- _Supplied material_
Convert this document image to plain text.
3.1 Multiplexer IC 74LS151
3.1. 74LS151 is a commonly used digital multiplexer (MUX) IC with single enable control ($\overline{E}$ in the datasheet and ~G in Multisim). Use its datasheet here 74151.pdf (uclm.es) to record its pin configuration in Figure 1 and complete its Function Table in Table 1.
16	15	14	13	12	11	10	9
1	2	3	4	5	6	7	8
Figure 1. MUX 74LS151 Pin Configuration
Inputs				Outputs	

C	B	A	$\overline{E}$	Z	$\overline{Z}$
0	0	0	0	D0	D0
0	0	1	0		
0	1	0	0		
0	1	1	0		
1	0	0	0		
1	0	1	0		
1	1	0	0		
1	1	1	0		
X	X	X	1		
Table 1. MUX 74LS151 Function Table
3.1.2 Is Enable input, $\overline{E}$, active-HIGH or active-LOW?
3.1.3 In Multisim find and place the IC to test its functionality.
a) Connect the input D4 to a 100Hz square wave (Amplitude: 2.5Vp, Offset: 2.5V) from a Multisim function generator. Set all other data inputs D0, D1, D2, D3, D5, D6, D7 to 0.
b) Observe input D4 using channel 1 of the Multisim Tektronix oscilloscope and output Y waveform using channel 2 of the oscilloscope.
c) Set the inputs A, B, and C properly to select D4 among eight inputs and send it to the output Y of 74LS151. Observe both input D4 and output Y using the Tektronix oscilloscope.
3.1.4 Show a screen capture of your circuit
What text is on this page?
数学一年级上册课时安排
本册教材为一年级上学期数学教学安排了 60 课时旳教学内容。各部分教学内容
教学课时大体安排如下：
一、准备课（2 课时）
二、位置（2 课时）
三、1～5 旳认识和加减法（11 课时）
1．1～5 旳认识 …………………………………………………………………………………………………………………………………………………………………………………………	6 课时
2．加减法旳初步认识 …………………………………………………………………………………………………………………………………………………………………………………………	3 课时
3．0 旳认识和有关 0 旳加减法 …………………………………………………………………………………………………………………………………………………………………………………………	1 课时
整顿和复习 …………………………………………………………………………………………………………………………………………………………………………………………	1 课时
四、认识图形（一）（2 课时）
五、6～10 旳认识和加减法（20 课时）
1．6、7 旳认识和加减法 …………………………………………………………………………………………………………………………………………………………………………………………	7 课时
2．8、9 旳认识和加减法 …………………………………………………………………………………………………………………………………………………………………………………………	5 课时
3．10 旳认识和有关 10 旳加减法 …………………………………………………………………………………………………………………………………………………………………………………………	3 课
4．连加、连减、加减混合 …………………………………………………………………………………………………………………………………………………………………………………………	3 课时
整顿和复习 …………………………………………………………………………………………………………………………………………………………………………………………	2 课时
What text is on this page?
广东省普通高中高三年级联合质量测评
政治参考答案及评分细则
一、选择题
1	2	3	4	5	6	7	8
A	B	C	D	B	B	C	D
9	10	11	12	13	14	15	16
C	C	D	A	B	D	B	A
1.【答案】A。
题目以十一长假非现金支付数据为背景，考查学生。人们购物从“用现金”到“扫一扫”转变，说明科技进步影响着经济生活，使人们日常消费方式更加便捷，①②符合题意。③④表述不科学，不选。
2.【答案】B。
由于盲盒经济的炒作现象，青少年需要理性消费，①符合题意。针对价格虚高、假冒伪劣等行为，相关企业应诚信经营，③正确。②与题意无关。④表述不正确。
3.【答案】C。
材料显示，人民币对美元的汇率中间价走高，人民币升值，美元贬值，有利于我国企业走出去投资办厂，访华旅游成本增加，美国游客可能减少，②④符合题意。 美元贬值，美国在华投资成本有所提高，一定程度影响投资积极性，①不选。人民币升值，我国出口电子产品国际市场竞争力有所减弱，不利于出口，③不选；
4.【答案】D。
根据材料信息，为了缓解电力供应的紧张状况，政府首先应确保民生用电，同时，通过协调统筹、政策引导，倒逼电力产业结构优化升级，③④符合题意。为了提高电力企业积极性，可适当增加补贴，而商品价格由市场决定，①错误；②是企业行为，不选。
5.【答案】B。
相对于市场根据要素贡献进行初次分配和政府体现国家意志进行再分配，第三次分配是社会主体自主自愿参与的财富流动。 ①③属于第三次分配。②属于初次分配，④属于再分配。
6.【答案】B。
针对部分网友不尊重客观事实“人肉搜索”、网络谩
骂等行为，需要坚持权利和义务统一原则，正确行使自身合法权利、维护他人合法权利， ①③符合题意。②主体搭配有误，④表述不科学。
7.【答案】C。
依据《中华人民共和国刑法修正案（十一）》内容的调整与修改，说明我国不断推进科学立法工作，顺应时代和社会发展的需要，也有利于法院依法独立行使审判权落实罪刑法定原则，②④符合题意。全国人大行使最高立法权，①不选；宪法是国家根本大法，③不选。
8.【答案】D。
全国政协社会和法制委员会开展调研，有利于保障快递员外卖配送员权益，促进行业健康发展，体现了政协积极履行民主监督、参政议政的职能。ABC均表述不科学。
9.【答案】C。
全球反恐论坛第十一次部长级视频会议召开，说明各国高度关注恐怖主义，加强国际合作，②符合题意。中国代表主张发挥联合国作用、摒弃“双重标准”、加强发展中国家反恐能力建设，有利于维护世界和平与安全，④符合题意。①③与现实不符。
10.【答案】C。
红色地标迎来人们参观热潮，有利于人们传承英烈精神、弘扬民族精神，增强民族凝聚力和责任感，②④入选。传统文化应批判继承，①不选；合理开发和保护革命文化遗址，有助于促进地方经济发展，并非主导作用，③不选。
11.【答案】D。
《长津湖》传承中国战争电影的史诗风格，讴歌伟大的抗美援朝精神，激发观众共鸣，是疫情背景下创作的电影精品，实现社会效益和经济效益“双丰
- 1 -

- _Request_
Extract the complete data, matching each line exactly.

- _Final result_
Convert this document image to plain text.
3.1 Multiplexer IC 74LS151
3.1. 74LS151 is a commonly used digital multiplexer (MUX) IC with single enable control ($\overline{E}$ in the datasheet and ~G in Multisim). Use its datasheet here 74151.pdf (uclm.es) to record its pin configuration in Figure 1 and complete its Function Table in Table 1.
16	15	14	13	12	11	10	9
1	2	3	4	5	6	7	8
Figure 1. MUX 74LS151 Pin Configuration
Inputs				Outputs	

C	B	A	$\overline{E}$	Z	$\overline{Z}$
0	0	0	0	D0	D0
0	0	1	0		
0	1	0	0		
0	1	1	0		
1	0	0	0		
1	0	1	0		
1	1	0	0		
1	1	1	0		
X	X	X	1		
Table 1. MUX 74LS151 Function Table
3.1.2 Is Enable input, $\overline{E}$, active-HIGH or active-LOW?
3.1.3 In Multisim find and place the IC to test its functionality.
a) Connect the input D4 to a 100Hz square wave (Amplitude: 2.5Vp, Offset: 2.5V) from a Multisim function generator. Set all other data inputs D0, D1, D2, D3, D5, D6, D7 to 0.
b) Observe input D4 using channel 1 of the Multisim Tektronix oscilloscope and output Y waveform using channel 2 of the oscilloscope.
c) Set the inputs A, B, and C properly to select D4 among eight inputs and send it to the output Y of 74LS151. Observe both input D4 and output Y using the Tektronix oscilloscope.
3.1.4 Show a screen capture of your circuit
What text is on this page?
数学一年级上册课时安排
本册教材为一年级上学期数学教学安排了 60 课时旳教学内容。各部分教学内容
教学课时大体安排如下：
一、准备课（2 课时）
二、位置（2 课时）
三、1～5 旳认识和加减法（11 课时）
1．1～5 旳认识 …………………………………………………………………………………………………………………………………………………………………………………………	6 课时
2．加减法旳初步认识 …………………………………………………………………………………………………………………………………………………………………………………………	3 课时
3．0 旳认识和有关 0 旳加减法 …………………………………………………………………………………………………………………………………………………………………………………………	1 课时
整顿和复习 …………………………………………………………………………………………………………………………………………………………………………………………	1 课时
四、认识图形（一）（2 课时）
五、6～10 旳认识和加减法（20 课时）
1．6、7 旳认识和加减法 …………………………………………………………………………………………………………………………………………………………………………………………	7 课时
2．8、9 旳认识和加减法 …………………………………………………………………………………………………………………………………………………………………………………………	5 课时
3．10 旳认识和有关 10 旳加减法 …………………………………………………………………………………………………………………………………………………………………………………………	3 课
4．连加、连减、加减混合 …………………………………………………………………………………………………………………………………………………………………………………………	3 课时
整顿和复习 …………………………………………………………………………………………………………………………………………………………………………………………	2 课时
What text is on this page?
广东省普通高中高三年级联合质量测评
政治参考答案及评分细则
一、选择题
1	2	3	4	5	6	7	8
A	B	C	D	B	B	C	D
9	10	11	12	13	14	15	16
C	C	D	A	B	D	B	A
1.【答案】A。
题目以十一长假非现金支付数据为背景，考查学生。人们购物从“用现金”到“扫一扫”转变，说明科技进步影响着经济生活，使人们日常消费方式更加便捷，①②符合题意。③④表述不科学，不选。
2.【答案】B。
由于盲盒经济的炒作现象，青少年需要理性消费，①符合题意。针对价格虚高、假冒伪劣等行为，相关企业应诚信经营，③正确。②与题意无关。④表述不正确。
3.【答案】C。
材料显示，人民币对美元的汇率中间价走高，人民币升值，美元贬值，有利于我国企业走出去投资办厂，访华旅游成本增加，美国游客可能减少，②④符合题意。 美元贬值，美国在华投资成本有所提高，一定程度影响投资积极性，①不选。人民币升值，我国出口电子产品国际市场竞争力有所减弱，不利于出口，③不选；
4.【答案】D。
根据材料信息，为了缓解电力供应的紧张状况，政府首先应确保民生用电，同时，通过协调统筹、政策引导，倒逼电力产业结构优化升级，③④符合题意。为了提高电力企业积极性，可适当增加补贴，而商品价格由市场决定，①错误；②是企业行为，不选。
5.【答案】B。
相对于市场根据要素贡献进行初次分配和政府体现国家意志进行再分配，第三次分配是社会主体自主自愿参与的财富流动。 ①③属于第三次分配。②属于初次分配，④属于再分配。
6.【答案】B。
针对部分网友不尊重客观事实“人肉搜索”、网络谩
骂等行为，需要坚持权利和义务统一原则，正确行使自身合法权利、维护他人合法权利， ①③符合题意。②主体搭配有误，④表述不科学。
7.【答案】C。
依据《中华人民共和国刑法修正案（十一）》内容的调整与修改，说明我国不断推进科学立法工作，顺应时代和社会发展的需要，也有利于法院依法独立行使审判权落实罪刑法定原则，②④符合题意。全国人大行使最高立法权，①不选；宪法是国家根本大法，③不选。
8.【答案】D。
全国政协社会和法制委员会开展调研，有利于保障快递员外卖配送员权益，促进行业健康发展，体现了政协积极履行民主监督、参政议政的职能。ABC均表述不科学。
9.【答案】C。
全球反恐论坛第十一次部长级视频会议召开，说明各国高度关注恐怖主义，加强国际合作，②符合题意。中国代表主张发挥联合国作用、摒弃“双重标准”、加强发展中国家反恐能力建设，有利于维护世界和平与安全，④符合题意。①③与现实不符。
10.【答案】C。
红色地标迎来人们参观热潮，有利于人们传承英烈精神、弘扬民族精神，增强民族凝聚力和责任感，②④入选。传统文化应批判继承，①不选；合理开发和保护革命文化遗址，有助于促进地方经济发展，并非主导作用，③不选。
11.【答案】D。
《长津湖》传承中国战争电影的史诗风格，讴歌伟大的抗美援朝精神，激发观众共鸣，是疫情背景下创作的电影精品，实现社会效益和经济效益“双丰
- 1 -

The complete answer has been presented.